**Records for processing**
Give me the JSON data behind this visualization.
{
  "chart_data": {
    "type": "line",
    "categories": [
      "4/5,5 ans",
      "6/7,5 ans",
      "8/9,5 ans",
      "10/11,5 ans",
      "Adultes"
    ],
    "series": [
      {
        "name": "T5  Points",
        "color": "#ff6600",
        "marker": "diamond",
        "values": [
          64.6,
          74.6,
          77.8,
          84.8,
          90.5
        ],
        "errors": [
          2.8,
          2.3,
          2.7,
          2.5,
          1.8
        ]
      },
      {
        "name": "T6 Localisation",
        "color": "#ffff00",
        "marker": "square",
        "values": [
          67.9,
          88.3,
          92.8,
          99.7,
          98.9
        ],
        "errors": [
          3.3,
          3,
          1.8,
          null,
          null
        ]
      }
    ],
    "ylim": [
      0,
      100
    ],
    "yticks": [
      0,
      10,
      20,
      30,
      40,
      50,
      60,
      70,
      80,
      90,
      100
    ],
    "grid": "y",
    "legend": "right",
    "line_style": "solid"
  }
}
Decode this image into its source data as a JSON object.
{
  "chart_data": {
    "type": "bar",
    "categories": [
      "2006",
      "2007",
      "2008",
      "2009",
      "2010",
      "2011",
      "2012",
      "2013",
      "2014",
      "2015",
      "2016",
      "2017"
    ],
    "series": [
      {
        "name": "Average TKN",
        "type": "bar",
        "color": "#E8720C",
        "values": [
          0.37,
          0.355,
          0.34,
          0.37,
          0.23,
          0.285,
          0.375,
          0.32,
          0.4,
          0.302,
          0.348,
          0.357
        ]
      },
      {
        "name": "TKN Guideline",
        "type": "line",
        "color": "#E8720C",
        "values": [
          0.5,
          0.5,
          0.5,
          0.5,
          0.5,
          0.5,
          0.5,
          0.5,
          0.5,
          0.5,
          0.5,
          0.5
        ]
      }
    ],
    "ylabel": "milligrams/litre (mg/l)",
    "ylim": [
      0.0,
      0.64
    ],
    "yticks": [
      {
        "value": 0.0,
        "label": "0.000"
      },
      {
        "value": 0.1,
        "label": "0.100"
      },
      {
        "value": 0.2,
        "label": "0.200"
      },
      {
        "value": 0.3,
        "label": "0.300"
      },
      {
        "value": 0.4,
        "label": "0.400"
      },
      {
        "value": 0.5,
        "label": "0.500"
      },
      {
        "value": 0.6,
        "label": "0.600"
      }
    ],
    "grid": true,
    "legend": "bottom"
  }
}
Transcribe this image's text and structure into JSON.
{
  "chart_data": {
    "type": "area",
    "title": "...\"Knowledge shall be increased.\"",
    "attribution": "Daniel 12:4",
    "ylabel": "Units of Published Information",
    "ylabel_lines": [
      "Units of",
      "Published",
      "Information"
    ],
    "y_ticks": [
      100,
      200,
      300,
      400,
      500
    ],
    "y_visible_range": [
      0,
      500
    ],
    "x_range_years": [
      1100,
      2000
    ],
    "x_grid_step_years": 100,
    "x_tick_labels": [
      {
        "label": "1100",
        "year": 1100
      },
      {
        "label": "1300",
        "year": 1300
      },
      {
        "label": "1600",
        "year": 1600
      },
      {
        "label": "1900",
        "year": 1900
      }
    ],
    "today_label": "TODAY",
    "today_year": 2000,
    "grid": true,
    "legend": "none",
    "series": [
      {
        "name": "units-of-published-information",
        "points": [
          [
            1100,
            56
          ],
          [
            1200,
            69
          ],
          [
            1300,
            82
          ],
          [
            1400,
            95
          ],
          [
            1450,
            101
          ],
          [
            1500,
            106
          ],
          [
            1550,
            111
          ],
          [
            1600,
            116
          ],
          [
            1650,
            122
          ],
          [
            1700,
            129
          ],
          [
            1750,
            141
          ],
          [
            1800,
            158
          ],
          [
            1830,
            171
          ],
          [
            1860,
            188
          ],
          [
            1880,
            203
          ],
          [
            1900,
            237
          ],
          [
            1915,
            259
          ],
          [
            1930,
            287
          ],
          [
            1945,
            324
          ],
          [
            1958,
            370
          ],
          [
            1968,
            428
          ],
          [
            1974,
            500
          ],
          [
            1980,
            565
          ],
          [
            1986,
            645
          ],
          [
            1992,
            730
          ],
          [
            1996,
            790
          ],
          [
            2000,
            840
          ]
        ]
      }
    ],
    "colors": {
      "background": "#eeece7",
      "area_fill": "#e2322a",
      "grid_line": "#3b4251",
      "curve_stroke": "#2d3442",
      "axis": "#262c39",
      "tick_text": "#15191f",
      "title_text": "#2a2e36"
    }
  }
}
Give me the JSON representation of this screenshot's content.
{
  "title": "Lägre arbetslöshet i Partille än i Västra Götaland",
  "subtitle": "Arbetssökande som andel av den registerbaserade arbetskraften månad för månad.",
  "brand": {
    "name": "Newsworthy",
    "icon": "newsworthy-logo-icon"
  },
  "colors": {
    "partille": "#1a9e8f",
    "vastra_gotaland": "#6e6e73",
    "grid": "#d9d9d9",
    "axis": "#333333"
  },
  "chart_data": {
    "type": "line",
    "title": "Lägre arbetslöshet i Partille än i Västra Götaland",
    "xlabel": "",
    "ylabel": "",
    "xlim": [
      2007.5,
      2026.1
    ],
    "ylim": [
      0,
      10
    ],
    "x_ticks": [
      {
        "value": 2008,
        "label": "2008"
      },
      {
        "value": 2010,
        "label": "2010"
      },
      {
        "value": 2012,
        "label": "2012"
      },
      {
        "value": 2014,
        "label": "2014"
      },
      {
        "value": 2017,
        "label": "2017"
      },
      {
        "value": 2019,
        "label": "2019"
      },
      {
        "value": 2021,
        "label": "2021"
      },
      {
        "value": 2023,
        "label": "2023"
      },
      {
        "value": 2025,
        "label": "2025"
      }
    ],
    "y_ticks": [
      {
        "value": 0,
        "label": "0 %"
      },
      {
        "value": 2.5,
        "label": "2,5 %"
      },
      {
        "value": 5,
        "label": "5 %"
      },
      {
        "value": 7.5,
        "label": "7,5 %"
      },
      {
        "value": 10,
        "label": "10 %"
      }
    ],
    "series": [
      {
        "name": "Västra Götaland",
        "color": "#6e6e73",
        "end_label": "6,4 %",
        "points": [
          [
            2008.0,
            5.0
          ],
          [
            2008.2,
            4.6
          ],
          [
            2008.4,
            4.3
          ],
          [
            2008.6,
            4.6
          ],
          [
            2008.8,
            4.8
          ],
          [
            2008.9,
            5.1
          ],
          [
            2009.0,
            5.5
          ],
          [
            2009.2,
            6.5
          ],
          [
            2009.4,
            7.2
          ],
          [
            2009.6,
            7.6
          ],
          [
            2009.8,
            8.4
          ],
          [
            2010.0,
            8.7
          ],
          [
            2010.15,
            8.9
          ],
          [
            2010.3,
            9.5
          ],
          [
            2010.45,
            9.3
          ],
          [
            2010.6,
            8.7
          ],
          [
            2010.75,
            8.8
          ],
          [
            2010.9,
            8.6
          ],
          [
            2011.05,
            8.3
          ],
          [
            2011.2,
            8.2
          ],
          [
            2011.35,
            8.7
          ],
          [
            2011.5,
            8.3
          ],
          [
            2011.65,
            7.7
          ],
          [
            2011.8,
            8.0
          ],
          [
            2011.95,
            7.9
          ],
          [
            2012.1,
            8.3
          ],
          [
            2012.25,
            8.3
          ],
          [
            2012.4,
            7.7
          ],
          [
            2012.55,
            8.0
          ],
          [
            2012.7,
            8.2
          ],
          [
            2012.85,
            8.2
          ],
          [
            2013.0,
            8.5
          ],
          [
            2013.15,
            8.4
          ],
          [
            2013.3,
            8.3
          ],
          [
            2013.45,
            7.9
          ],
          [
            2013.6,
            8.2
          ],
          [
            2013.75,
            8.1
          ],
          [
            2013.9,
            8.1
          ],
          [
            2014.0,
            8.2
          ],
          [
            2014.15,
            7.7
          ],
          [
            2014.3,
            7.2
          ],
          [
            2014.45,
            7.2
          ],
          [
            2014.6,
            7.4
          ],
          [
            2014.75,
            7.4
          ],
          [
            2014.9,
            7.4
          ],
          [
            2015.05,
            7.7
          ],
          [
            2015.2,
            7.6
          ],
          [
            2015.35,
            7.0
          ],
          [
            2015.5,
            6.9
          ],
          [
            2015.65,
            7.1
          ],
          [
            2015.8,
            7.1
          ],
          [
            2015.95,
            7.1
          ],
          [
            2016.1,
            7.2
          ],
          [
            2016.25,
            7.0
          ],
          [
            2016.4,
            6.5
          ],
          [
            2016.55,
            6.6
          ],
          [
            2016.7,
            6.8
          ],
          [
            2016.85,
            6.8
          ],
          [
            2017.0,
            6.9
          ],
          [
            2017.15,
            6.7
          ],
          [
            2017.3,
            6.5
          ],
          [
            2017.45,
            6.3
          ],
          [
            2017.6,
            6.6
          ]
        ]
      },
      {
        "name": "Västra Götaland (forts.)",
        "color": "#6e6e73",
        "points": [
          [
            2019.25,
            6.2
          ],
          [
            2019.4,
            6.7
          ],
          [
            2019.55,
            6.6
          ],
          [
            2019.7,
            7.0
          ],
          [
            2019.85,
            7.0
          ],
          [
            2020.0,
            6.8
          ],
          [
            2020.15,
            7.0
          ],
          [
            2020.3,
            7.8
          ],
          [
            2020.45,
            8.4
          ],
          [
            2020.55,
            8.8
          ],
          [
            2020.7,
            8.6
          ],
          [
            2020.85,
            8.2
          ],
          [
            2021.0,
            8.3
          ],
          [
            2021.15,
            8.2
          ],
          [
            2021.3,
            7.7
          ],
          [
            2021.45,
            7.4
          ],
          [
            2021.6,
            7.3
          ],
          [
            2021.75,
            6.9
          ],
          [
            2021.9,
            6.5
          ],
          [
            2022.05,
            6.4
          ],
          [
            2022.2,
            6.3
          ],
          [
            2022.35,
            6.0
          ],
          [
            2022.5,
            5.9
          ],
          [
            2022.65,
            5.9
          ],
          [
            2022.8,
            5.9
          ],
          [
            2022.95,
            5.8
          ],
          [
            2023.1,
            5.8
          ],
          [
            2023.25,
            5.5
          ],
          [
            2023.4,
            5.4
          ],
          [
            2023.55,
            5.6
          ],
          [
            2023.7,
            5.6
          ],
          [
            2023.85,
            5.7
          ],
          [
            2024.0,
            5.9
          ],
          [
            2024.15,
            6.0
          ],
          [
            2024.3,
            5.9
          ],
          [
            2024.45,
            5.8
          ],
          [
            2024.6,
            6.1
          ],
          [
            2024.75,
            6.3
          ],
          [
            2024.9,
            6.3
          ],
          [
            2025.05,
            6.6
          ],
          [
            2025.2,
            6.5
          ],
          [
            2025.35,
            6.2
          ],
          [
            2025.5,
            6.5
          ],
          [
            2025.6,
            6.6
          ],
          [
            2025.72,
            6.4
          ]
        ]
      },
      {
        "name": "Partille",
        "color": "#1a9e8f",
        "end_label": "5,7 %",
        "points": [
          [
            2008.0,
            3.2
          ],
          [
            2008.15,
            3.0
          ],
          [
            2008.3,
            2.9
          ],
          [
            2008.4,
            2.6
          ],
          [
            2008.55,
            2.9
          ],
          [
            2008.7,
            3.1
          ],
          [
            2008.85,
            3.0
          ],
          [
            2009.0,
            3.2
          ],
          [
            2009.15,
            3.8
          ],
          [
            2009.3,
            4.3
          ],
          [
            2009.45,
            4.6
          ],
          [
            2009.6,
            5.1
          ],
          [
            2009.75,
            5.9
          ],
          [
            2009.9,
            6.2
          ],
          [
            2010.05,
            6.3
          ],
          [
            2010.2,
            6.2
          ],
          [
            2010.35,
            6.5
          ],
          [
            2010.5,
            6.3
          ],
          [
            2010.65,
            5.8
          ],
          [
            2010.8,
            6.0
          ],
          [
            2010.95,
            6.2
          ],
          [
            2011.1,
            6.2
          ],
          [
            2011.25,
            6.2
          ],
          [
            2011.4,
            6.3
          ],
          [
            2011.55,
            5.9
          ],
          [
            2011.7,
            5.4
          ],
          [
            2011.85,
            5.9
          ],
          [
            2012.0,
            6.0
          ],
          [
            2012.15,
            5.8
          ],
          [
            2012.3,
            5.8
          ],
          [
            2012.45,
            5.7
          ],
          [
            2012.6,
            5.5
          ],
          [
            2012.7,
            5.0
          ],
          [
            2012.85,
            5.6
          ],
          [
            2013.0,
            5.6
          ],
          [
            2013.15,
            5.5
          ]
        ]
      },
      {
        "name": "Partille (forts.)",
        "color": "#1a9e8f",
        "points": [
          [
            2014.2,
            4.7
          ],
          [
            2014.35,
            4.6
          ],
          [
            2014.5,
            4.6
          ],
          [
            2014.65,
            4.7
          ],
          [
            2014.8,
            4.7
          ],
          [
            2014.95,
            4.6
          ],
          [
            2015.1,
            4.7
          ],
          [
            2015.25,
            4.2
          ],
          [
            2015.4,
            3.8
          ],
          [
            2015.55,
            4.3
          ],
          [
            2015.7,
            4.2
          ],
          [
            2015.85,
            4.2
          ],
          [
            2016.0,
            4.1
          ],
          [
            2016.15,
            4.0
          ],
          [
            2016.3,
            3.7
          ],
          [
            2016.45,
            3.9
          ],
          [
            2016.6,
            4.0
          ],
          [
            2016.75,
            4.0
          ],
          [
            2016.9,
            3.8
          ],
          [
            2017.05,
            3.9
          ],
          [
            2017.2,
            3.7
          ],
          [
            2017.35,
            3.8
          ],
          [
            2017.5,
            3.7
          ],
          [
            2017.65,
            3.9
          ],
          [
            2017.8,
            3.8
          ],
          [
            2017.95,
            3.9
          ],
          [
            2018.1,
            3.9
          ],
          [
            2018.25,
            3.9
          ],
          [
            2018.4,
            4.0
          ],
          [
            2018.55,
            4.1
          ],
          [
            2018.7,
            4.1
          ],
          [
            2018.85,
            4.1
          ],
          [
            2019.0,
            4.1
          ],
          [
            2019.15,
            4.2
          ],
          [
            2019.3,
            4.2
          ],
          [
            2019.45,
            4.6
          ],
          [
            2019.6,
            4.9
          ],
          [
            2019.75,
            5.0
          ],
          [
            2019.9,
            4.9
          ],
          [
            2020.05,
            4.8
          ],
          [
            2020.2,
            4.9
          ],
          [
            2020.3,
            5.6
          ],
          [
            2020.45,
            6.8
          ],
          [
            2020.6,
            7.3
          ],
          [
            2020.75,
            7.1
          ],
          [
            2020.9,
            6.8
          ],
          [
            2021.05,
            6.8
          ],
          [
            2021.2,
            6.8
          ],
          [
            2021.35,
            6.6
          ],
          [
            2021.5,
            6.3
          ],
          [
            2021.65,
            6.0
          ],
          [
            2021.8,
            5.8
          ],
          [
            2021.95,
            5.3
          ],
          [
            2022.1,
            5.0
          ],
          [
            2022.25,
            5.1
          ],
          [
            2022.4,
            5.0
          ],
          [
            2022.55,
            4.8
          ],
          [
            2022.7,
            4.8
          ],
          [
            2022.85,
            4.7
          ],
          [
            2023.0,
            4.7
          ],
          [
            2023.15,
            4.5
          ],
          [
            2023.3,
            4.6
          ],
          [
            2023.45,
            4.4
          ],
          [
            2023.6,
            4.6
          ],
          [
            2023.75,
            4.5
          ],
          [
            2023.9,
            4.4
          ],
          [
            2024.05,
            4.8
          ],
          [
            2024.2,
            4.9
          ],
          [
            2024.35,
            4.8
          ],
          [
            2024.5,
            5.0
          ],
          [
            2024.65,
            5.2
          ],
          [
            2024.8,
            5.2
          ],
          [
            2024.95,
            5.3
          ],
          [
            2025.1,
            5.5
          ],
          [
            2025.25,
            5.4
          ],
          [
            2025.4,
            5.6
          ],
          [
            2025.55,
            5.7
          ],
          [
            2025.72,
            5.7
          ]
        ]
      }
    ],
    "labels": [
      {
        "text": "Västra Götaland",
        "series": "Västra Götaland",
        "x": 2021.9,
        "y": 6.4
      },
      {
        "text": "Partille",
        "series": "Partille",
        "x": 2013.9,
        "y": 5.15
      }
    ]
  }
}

**Problem details**
Your answer should be a single number: the count of lines holding the word "this".

**Solution to the exercise**
4